What to work on — Answer with nothing but a number: how many lines include the word "Zsuzsa"?

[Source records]

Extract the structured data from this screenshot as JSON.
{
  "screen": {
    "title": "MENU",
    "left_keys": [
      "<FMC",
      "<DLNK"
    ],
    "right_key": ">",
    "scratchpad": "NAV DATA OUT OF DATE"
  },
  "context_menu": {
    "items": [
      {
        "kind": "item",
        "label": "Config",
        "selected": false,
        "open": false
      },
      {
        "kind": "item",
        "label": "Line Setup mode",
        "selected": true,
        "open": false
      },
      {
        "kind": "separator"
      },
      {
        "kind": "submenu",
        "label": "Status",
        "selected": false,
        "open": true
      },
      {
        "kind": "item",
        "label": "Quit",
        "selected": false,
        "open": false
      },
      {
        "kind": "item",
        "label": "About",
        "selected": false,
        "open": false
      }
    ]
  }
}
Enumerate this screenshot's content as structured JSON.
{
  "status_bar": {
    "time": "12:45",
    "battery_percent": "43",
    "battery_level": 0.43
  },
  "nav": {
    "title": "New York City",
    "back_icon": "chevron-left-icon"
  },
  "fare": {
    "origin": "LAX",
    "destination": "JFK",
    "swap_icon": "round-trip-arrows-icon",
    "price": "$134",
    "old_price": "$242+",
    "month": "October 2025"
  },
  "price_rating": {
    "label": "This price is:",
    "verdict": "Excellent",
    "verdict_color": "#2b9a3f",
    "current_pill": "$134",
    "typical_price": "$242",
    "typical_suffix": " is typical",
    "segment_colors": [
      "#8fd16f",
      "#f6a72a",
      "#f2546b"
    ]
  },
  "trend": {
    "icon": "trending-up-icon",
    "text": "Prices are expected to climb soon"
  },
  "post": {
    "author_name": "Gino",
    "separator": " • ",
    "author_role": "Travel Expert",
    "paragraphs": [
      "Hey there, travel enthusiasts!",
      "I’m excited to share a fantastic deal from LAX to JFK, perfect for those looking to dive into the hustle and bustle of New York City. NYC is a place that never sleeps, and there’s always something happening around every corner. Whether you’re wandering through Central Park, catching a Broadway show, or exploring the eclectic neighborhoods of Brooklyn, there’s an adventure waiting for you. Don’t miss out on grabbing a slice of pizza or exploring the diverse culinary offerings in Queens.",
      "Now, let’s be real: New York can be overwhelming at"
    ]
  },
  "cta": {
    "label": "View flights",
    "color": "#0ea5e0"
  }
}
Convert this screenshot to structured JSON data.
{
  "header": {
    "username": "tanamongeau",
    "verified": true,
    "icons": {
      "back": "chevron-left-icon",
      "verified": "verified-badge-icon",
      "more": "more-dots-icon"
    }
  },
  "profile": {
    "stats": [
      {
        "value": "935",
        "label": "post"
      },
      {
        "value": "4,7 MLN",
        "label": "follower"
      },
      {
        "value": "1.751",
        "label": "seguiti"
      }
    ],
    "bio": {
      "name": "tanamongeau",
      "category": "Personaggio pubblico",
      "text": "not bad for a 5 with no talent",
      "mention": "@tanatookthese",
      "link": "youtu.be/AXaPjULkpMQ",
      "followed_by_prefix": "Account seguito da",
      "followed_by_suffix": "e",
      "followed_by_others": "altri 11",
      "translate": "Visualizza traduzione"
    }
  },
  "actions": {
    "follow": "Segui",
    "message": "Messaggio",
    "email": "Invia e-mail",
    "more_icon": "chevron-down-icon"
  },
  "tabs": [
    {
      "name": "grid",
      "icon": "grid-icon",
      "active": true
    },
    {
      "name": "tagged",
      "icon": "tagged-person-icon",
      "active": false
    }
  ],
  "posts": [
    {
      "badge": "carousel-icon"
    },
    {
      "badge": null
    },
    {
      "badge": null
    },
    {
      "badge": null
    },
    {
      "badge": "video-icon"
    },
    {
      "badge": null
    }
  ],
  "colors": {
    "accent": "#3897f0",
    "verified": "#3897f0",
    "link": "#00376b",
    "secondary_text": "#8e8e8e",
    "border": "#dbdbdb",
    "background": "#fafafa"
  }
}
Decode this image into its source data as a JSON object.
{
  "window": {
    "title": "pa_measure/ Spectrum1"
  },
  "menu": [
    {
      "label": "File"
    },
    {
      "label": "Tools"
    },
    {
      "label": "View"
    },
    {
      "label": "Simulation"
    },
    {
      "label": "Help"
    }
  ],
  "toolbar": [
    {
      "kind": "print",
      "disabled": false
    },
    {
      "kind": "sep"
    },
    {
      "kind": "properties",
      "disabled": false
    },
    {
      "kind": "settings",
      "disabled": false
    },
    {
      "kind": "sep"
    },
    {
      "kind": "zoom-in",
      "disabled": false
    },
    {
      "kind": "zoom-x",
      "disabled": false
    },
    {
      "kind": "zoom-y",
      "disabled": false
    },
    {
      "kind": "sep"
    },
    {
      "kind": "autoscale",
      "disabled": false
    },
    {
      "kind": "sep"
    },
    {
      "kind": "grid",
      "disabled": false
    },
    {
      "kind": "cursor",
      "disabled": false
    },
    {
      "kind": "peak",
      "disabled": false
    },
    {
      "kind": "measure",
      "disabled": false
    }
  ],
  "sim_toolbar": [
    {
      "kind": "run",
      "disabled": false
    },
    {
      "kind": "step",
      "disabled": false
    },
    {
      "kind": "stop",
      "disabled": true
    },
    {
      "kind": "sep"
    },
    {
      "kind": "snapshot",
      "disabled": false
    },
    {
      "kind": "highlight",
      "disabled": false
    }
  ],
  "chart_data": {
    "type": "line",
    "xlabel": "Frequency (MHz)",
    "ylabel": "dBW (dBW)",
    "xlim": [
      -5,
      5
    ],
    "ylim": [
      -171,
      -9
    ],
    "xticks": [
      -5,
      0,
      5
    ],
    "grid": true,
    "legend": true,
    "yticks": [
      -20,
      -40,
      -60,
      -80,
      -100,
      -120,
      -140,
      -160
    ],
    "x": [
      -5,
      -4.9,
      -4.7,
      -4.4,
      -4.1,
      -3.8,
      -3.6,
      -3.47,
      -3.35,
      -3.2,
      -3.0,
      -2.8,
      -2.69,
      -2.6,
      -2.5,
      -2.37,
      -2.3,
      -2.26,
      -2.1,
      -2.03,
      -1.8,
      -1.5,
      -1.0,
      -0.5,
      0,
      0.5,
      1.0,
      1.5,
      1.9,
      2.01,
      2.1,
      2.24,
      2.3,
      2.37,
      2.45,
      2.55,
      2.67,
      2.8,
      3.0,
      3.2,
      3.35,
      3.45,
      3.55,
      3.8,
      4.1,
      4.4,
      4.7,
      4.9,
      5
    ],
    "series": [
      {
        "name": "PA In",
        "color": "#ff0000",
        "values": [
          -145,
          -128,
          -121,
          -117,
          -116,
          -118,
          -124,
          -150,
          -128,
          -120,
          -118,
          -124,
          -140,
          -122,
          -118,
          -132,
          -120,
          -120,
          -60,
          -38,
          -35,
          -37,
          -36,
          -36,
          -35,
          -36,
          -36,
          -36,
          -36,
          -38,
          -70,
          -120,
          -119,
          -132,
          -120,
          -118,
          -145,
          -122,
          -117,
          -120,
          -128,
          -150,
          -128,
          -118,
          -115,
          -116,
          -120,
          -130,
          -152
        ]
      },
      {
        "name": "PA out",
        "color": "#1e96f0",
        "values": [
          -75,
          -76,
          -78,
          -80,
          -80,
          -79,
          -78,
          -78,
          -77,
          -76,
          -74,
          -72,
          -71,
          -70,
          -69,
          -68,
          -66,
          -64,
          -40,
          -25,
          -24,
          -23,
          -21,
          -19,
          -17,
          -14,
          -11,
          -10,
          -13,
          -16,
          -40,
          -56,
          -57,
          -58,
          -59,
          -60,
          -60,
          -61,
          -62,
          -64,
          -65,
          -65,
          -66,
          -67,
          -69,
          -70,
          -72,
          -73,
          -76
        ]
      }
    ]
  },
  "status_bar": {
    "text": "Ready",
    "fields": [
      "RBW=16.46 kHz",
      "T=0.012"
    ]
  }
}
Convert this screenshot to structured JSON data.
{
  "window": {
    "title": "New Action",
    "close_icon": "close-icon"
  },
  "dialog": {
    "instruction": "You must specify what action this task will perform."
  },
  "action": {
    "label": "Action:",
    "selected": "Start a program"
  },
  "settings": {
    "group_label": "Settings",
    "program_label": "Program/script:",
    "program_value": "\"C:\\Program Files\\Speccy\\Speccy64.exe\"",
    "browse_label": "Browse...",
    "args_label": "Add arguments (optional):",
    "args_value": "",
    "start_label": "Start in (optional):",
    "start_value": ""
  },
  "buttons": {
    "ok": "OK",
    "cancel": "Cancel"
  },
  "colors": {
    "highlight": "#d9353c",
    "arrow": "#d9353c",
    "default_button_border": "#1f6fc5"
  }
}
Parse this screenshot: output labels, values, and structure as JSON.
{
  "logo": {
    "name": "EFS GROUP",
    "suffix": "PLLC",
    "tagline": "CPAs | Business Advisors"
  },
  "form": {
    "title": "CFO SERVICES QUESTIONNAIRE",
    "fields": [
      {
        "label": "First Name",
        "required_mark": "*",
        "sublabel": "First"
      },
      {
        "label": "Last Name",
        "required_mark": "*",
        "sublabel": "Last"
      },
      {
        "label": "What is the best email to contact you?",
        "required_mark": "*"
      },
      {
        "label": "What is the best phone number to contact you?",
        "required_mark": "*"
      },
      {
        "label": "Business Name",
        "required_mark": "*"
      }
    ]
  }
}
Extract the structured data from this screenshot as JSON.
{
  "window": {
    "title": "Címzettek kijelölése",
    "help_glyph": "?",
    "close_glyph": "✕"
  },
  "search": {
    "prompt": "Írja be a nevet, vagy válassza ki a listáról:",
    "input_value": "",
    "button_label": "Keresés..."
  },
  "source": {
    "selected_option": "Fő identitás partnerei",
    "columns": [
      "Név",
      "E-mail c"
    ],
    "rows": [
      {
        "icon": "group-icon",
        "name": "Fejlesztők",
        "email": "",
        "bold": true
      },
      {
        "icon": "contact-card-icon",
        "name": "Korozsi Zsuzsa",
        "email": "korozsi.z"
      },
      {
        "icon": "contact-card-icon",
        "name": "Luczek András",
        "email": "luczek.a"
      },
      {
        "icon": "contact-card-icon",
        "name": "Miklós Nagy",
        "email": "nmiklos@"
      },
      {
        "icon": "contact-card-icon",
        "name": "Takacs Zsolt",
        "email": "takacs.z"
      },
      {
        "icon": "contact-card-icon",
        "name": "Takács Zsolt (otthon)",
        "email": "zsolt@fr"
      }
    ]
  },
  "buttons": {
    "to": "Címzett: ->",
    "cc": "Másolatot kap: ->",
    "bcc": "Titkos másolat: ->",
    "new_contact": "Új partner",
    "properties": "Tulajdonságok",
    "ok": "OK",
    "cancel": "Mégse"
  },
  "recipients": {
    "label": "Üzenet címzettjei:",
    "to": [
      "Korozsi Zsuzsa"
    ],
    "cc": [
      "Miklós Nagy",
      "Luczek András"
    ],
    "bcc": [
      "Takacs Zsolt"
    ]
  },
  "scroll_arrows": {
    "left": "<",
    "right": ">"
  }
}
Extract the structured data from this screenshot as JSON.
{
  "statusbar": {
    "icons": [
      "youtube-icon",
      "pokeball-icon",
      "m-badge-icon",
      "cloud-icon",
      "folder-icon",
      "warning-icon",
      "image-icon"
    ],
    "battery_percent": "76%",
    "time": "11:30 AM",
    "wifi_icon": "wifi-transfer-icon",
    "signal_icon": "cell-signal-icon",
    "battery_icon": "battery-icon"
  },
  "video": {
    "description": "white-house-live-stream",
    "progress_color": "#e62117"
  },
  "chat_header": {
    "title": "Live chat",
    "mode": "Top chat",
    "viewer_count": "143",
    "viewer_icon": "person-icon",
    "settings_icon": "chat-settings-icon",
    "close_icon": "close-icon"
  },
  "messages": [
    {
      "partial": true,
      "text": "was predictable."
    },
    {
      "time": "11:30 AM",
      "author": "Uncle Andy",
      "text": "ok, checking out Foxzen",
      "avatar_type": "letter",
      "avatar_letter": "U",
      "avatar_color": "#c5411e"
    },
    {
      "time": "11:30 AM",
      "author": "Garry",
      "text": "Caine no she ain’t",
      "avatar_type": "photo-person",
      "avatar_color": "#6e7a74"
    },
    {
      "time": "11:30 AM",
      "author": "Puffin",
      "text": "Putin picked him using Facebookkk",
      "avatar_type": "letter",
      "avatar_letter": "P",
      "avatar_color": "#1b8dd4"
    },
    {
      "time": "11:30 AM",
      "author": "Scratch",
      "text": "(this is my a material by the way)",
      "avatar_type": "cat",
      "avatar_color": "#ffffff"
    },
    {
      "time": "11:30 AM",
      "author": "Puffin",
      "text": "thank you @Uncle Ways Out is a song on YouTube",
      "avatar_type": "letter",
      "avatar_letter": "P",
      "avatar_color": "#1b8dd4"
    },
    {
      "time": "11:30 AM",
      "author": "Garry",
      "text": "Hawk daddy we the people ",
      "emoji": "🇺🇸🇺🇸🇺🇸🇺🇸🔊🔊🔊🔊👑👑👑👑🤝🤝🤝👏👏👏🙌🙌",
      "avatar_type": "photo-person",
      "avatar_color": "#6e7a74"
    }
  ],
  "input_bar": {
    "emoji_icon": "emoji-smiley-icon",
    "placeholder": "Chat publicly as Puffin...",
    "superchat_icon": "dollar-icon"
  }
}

Task result — 2